▸ Given instruction
Filter this material down to the lines that hold "pour", copying each one.

[Data entries]
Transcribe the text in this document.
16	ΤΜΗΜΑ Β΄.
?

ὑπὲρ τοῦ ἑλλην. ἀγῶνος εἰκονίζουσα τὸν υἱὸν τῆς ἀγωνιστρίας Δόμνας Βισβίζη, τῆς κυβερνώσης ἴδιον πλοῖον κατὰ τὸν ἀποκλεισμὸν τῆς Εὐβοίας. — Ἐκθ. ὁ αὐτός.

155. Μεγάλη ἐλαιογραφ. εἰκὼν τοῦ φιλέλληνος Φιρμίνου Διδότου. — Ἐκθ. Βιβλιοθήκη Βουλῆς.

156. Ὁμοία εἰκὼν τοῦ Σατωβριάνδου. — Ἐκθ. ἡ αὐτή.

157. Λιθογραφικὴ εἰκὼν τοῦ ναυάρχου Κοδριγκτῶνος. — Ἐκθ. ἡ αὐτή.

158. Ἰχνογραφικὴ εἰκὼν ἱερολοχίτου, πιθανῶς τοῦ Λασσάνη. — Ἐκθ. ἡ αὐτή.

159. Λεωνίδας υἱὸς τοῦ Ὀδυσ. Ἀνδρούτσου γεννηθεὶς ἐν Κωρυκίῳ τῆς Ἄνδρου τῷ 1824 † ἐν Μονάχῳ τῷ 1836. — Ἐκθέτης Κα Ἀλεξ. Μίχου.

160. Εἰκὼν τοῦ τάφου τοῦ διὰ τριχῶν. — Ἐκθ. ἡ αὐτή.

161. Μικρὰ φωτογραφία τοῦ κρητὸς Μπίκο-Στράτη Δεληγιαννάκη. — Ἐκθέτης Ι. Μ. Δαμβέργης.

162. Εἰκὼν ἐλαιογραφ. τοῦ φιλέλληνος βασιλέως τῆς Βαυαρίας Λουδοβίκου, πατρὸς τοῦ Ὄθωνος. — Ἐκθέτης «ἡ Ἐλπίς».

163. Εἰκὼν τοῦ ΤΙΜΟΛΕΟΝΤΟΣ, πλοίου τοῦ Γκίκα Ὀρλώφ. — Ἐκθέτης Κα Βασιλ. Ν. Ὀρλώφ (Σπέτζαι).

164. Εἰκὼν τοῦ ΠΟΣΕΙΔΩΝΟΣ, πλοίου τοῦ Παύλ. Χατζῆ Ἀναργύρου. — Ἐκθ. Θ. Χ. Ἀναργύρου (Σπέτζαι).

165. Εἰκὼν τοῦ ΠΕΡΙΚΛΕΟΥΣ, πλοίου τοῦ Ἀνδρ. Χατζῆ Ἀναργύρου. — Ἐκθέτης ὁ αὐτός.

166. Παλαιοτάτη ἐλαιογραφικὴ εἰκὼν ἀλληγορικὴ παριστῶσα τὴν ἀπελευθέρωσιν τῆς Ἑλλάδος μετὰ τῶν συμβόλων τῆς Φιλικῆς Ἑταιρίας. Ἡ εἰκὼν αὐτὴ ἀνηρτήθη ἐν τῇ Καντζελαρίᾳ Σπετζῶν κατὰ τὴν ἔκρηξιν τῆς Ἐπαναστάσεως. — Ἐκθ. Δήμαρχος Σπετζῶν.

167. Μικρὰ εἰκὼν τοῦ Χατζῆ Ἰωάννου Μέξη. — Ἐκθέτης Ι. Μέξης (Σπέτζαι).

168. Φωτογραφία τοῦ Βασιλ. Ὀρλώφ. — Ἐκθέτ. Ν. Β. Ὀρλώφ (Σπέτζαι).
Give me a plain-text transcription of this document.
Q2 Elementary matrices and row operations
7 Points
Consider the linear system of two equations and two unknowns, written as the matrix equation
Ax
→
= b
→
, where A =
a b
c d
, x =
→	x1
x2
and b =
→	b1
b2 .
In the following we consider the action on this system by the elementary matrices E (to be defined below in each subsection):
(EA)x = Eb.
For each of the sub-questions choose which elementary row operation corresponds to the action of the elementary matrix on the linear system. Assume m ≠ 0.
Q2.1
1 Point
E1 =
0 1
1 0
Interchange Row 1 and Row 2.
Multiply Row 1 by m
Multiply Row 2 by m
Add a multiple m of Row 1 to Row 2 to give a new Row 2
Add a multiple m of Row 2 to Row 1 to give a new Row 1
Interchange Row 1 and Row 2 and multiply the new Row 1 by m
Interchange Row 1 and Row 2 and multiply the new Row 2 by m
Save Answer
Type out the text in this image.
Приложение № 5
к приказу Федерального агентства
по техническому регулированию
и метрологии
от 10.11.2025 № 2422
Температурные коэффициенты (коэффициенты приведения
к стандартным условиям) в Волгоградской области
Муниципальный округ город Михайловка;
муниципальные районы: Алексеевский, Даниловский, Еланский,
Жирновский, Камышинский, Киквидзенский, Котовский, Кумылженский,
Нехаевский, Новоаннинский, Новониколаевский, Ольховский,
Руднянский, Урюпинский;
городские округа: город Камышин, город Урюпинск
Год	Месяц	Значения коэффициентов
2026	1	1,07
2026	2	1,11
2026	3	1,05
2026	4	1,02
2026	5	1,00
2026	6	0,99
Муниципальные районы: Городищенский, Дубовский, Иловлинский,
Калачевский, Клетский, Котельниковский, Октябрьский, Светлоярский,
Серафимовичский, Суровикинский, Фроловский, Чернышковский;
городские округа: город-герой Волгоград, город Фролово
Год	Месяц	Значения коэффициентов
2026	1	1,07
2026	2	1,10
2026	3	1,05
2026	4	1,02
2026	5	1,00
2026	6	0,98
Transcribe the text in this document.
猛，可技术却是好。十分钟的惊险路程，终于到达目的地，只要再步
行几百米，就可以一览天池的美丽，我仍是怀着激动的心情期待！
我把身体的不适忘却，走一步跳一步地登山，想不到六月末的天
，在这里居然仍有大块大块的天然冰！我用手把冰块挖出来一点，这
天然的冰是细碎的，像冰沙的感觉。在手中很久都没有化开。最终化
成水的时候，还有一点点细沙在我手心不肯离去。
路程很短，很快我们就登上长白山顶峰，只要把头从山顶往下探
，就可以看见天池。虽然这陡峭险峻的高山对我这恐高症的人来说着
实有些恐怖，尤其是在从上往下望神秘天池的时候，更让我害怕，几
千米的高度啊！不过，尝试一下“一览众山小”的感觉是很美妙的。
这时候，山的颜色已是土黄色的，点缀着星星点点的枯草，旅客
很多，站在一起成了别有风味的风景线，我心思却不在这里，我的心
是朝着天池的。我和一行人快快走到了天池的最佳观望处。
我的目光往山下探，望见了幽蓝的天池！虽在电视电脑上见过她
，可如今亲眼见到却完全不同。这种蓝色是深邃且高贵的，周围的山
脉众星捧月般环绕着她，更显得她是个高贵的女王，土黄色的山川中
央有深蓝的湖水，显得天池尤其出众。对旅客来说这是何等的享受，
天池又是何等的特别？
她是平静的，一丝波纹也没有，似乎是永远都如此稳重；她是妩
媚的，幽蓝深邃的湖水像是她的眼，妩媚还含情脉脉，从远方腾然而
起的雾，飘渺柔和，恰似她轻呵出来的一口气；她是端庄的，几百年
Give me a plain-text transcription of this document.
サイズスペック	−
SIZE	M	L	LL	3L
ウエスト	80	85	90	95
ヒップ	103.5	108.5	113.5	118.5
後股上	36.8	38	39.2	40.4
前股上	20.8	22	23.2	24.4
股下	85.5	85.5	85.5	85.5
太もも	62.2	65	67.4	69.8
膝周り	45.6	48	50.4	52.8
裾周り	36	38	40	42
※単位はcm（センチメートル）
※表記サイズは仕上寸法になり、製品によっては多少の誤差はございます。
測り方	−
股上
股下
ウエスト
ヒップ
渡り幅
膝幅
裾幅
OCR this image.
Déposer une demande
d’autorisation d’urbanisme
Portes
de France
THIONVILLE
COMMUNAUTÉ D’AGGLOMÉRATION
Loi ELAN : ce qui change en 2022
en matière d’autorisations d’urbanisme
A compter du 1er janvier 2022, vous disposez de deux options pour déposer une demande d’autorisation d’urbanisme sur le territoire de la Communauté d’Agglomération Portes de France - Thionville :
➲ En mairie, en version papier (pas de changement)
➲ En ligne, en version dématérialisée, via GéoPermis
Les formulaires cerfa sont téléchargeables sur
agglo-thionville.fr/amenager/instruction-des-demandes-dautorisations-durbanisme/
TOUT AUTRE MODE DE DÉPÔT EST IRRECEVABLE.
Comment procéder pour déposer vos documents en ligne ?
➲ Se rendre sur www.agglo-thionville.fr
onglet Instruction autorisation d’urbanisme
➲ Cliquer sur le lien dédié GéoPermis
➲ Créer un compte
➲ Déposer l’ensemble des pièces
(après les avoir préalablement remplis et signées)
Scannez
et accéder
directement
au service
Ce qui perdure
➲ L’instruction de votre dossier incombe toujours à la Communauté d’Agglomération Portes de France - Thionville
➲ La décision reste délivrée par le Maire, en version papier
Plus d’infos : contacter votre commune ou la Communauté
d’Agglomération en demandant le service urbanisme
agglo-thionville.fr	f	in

▸ Response
A compter du 1er janvier 2022, vous disposez de deux options pour déposer une demande d’autorisation d’urbanisme sur le territoire de la Communauté d’Agglomération Portes de France - Thionville :
Comment procéder pour déposer vos documents en ligne ?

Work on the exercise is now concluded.